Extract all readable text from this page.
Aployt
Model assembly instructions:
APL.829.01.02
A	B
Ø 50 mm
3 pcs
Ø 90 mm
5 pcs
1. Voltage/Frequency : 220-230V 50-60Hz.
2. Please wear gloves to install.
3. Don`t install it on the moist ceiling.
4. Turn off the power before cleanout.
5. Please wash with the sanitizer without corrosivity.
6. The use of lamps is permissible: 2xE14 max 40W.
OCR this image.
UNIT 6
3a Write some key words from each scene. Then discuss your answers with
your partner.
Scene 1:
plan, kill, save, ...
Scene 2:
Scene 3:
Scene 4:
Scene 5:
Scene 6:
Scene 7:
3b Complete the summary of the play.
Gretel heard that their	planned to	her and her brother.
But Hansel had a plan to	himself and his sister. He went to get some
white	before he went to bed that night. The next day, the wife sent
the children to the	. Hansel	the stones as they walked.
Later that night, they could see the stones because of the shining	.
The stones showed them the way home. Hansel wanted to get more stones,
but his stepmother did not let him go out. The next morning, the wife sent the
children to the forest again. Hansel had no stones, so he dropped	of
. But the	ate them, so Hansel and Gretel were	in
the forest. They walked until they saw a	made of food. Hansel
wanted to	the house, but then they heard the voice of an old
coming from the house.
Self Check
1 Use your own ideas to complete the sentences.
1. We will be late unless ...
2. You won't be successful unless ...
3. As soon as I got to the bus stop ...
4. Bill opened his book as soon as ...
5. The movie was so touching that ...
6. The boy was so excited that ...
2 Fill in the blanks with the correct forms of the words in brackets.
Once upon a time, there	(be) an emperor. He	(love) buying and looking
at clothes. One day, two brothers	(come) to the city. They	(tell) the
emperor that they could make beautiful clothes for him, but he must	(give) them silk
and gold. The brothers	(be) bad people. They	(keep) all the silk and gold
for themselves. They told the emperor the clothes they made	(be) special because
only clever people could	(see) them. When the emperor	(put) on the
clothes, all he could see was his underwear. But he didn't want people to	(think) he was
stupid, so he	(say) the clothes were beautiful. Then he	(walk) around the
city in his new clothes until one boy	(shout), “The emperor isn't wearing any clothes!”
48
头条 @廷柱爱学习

========

• _TASK DIRECTIONS_:
Write the material out again word for word.

• _RESULT OF THIS TASK_:
Extract all readable text from this page.
Aployt
Model assembly instructions:
APL.829.01.02
A	B
Ø 50 mm
3 pcs
Ø 90 mm
5 pcs
1. Voltage/Frequency : 220-230V 50-60Hz.
2. Please wear gloves to install.
3. Don`t install it on the moist ceiling.
4. Turn off the power before cleanout.
5. Please wash with the sanitizer without corrosivity.
6. The use of lamps is permissible: 2xE14 max 40W.
OCR this image.
UNIT 6
3a Write some key words from each scene. Then discuss your answers with
your partner.
Scene 1:
plan, kill, save, ...
Scene 2:
Scene 3:
Scene 4:
Scene 5:
Scene 6:
Scene 7:
3b Complete the summary of the play.
Gretel heard that their	planned to	her and her brother.
But Hansel had a plan to	himself and his sister. He went to get some
white	before he went to bed that night. The next day, the wife sent
the children to the	. Hansel	the stones as they walked.
Later that night, they could see the stones because of the shining	.
The stones showed them the way home. Hansel wanted to get more stones,
but his stepmother did not let him go out. The next morning, the wife sent the
children to the forest again. Hansel had no stones, so he dropped	of
. But the	ate them, so Hansel and Gretel were	in
the forest. They walked until they saw a	made of food. Hansel
wanted to	the house, but then they heard the voice of an old
coming from the house.
Self Check
1 Use your own ideas to complete the sentences.
1. We will be late unless ...
2. You won't be successful unless ...
3. As soon as I got to the bus stop ...
4. Bill opened his book as soon as ...
5. The movie was so touching that ...
6. The boy was so excited that ...
2 Fill in the blanks with the correct forms of the words in brackets.
Once upon a time, there	(be) an emperor. He	(love) buying and looking
at clothes. One day, two brothers	(come) to the city. They	(tell) the
emperor that they could make beautiful clothes for him, but he must	(give) them silk
and gold. The brothers	(be) bad people. They	(keep) all the silk and gold
for themselves. They told the emperor the clothes they made	(be) special because
only clever people could	(see) them. When the emperor	(put) on the
clothes, all he could see was his underwear. But he didn't want people to	(think) he was
stupid, so he	(say) the clothes were beautiful. Then he	(walk) around the
city in his new clothes until one boy	(shout), “The emperor isn't wearing any clothes!”
48
头条 @廷柱爱学习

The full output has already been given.